[begin The data]

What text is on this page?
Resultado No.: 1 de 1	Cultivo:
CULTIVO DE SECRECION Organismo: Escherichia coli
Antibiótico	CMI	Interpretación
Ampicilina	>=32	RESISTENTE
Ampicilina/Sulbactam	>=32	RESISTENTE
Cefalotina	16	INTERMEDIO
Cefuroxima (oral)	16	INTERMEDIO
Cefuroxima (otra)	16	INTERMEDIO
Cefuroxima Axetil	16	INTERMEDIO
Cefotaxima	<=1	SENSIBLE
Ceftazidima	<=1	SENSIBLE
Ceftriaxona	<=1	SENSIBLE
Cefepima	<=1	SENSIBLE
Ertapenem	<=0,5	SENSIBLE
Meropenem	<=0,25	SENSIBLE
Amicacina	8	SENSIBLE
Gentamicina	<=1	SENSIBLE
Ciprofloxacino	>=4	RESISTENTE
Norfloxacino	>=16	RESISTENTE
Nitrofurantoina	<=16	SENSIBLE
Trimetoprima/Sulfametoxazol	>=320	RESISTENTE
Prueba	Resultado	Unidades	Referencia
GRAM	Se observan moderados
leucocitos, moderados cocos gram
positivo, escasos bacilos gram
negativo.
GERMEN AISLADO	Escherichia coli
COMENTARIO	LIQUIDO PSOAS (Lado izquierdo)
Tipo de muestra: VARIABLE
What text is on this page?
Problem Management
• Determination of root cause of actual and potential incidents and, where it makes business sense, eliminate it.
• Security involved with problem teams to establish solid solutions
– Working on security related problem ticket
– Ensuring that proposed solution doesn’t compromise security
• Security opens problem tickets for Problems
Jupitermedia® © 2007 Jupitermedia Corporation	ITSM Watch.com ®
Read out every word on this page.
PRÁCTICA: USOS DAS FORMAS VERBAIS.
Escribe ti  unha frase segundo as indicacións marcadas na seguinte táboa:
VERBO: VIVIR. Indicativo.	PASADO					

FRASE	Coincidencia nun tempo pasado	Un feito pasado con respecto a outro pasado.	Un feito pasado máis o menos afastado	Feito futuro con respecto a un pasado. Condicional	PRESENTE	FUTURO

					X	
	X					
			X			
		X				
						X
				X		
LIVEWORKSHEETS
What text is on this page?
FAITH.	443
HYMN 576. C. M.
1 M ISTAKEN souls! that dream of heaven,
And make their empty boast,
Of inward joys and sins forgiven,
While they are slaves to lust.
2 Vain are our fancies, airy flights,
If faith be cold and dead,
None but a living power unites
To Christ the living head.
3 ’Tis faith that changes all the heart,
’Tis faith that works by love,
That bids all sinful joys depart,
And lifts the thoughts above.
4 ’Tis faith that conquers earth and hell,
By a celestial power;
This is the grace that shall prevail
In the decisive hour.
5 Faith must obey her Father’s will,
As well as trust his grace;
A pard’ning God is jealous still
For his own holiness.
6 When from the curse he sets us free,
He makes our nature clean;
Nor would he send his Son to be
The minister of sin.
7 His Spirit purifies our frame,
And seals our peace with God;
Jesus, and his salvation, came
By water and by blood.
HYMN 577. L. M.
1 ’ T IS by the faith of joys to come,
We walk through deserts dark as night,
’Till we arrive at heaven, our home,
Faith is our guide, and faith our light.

[end The data]

→ **Written task**:
Print every entry exactly as it appears.

→ **Completed exercise**:
What text is on this page?
Resultado No.: 1 de 1	Cultivo:
CULTIVO DE SECRECION Organismo: Escherichia coli
Antibiótico	CMI	Interpretación
Ampicilina	>=32	RESISTENTE
Ampicilina/Sulbactam	>=32	RESISTENTE
Cefalotina	16	INTERMEDIO
Cefuroxima (oral)	16	INTERMEDIO
Cefuroxima (otra)	16	INTERMEDIO
Cefuroxima Axetil	16	INTERMEDIO
Cefotaxima	<=1	SENSIBLE
Ceftazidima	<=1	SENSIBLE
Ceftriaxona	<=1	SENSIBLE
Cefepima	<=1	SENSIBLE
Ertapenem	<=0,5	SENSIBLE
Meropenem	<=0,25	SENSIBLE
Amicacina	8	SENSIBLE
Gentamicina	<=1	SENSIBLE
Ciprofloxacino	>=4	RESISTENTE
Norfloxacino	>=16	RESISTENTE
Nitrofurantoina	<=16	SENSIBLE
Trimetoprima/Sulfametoxazol	>=320	RESISTENTE
Prueba	Resultado	Unidades	Referencia
GRAM	Se observan moderados
leucocitos, moderados cocos gram
positivo, escasos bacilos gram
negativo.
GERMEN AISLADO	Escherichia coli
COMENTARIO	LIQUIDO PSOAS (Lado izquierdo)
Tipo de muestra: VARIABLE
What text is on this page?
Problem Management
• Determination of root cause of actual and potential incidents and, where it makes business sense, eliminate it.
• Security involved with problem teams to establish solid solutions
– Working on security related problem ticket
– Ensuring that proposed solution doesn’t compromise security
• Security opens problem tickets for Problems
Jupitermedia® © 2007 Jupitermedia Corporation	ITSM Watch.com ®
Read out every word on this page.
PRÁCTICA: USOS DAS FORMAS VERBAIS.
Escribe ti  unha frase segundo as indicacións marcadas na seguinte táboa:
VERBO: VIVIR. Indicativo.	PASADO					

FRASE	Coincidencia nun tempo pasado	Un feito pasado con respecto a outro pasado.	Un feito pasado máis o menos afastado	Feito futuro con respecto a un pasado. Condicional	PRESENTE	FUTURO

					X	
	X					
			X			
		X				
						X
				X		
LIVEWORKSHEETS
What text is on this page?
FAITH.	443
HYMN 576. C. M.
1 M ISTAKEN souls! that dream of heaven,
And make their empty boast,
Of inward joys and sins forgiven,
While they are slaves to lust.
2 Vain are our fancies, airy flights,
If faith be cold and dead,
None but a living power unites
To Christ the living head.
3 ’Tis faith that changes all the heart,
’Tis faith that works by love,
That bids all sinful joys depart,
And lifts the thoughts above.
4 ’Tis faith that conquers earth and hell,
By a celestial power;
This is the grace that shall prevail
In the decisive hour.
5 Faith must obey her Father’s will,
As well as trust his grace;
A pard’ning God is jealous still
For his own holiness.
6 When from the curse he sets us free,
He makes our nature clean;
Nor would he send his Son to be
The minister of sin.
7 His Spirit purifies our frame,
And seals our peace with God;
Jesus, and his salvation, came
By water and by blood.
HYMN 577. L. M.
1 ’ T IS by the faith of joys to come,
We walk through deserts dark as night,
’Till we arrive at heaven, our home,
Faith is our guide, and faith our light.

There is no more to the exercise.